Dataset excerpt
※

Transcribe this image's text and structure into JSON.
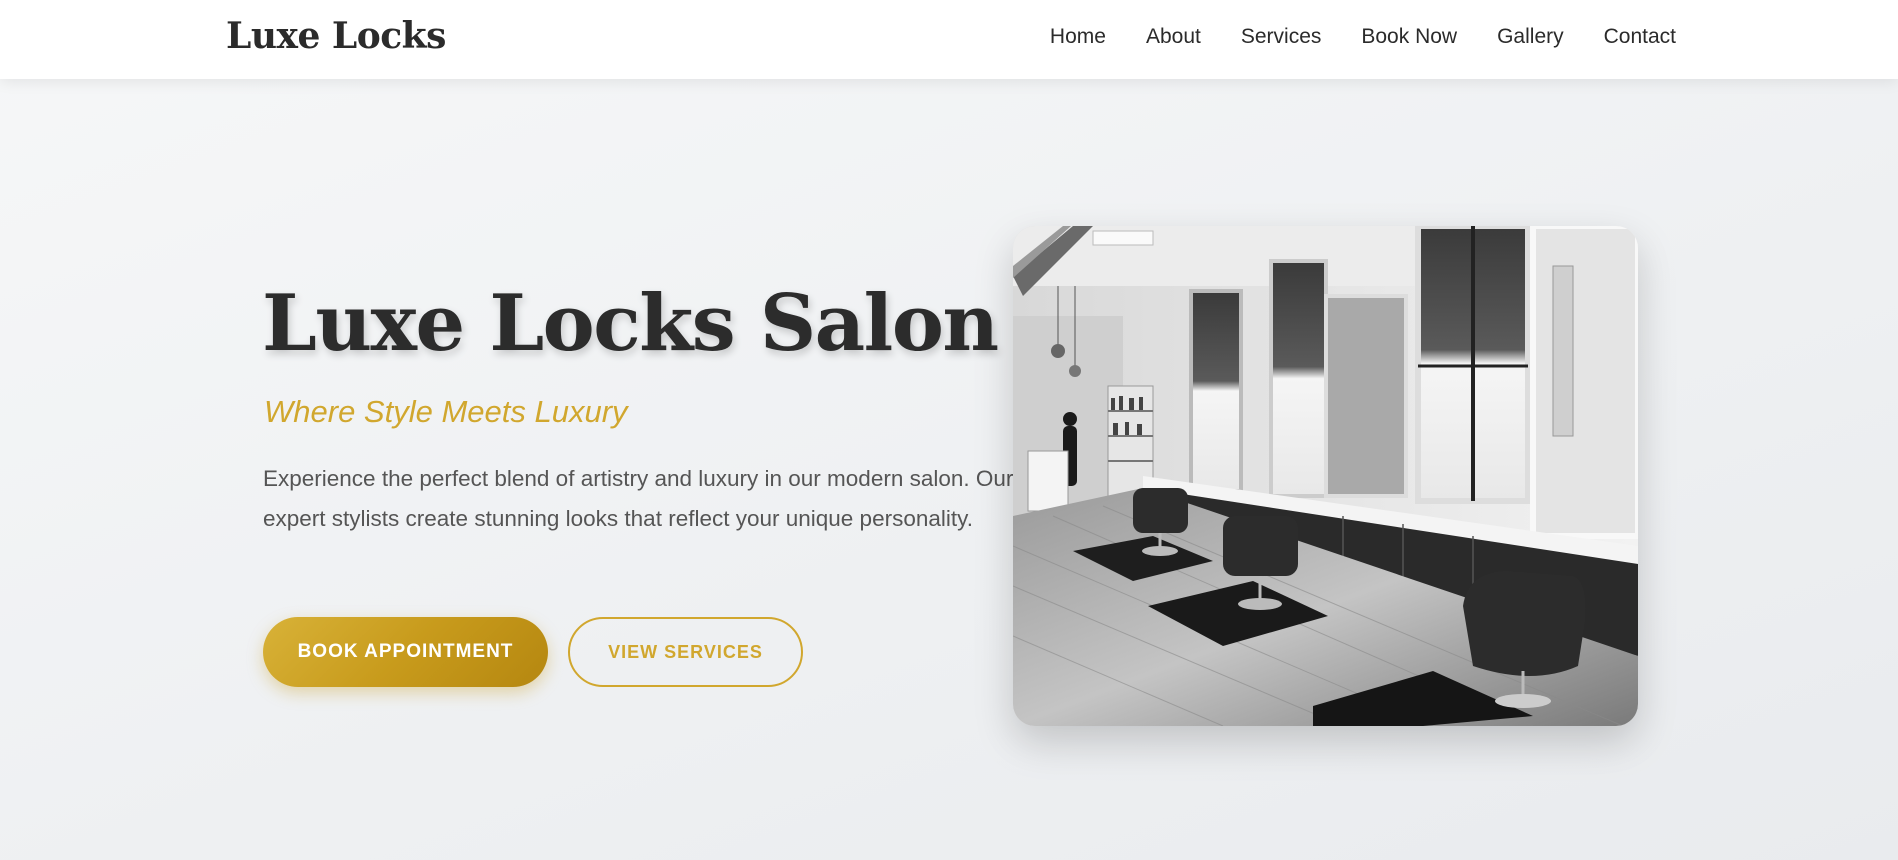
{
  "nav": {
    "brand": "Luxe Locks",
    "links": [
      "Home",
      "About",
      "Services",
      "Book Now",
      "Gallery",
      "Contact"
    ]
  },
  "hero": {
    "title": "Luxe Locks Salon",
    "tagline": "Where Style Meets Luxury",
    "description": "Experience the perfect blend of artistry and luxury in our modern salon. Our expert stylists create stunning looks that reflect your unique personality.",
    "primary_button": "BOOK APPOINTMENT",
    "secondary_button": "VIEW SERVICES"
  },
  "colors": {
    "accent": "#d1a72e",
    "text_dark": "#2c2c2c",
    "text_body": "#555555",
    "background": "#f2f3f5"
  }
}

※

# Goal
Copy the data word for word. Pictures do not go in the copy.

# Response below
Transcribe this image's text and structure into JSON.
{
  "nav": {
    "brand": "Luxe Locks",
    "links": [
      "Home",
      "About",
      "Services",
      "Book Now",
      "Gallery",
      "Contact"
    ]
  },
  "hero": {
    "title": "Luxe Locks Salon",
    "tagline": "Where Style Meets Luxury",
    "description": "Experience the perfect blend of artistry and luxury in our modern salon. Our expert stylists create stunning looks that reflect your unique personality.",
    "primary_button": "BOOK APPOINTMENT",
    "secondary_button": "VIEW SERVICES"
  },
  "colors": {
    "accent": "#d1a72e",
    "text_dark": "#2c2c2c",
    "text_body": "#555555",
    "background": "#f2f3f5"
  }
}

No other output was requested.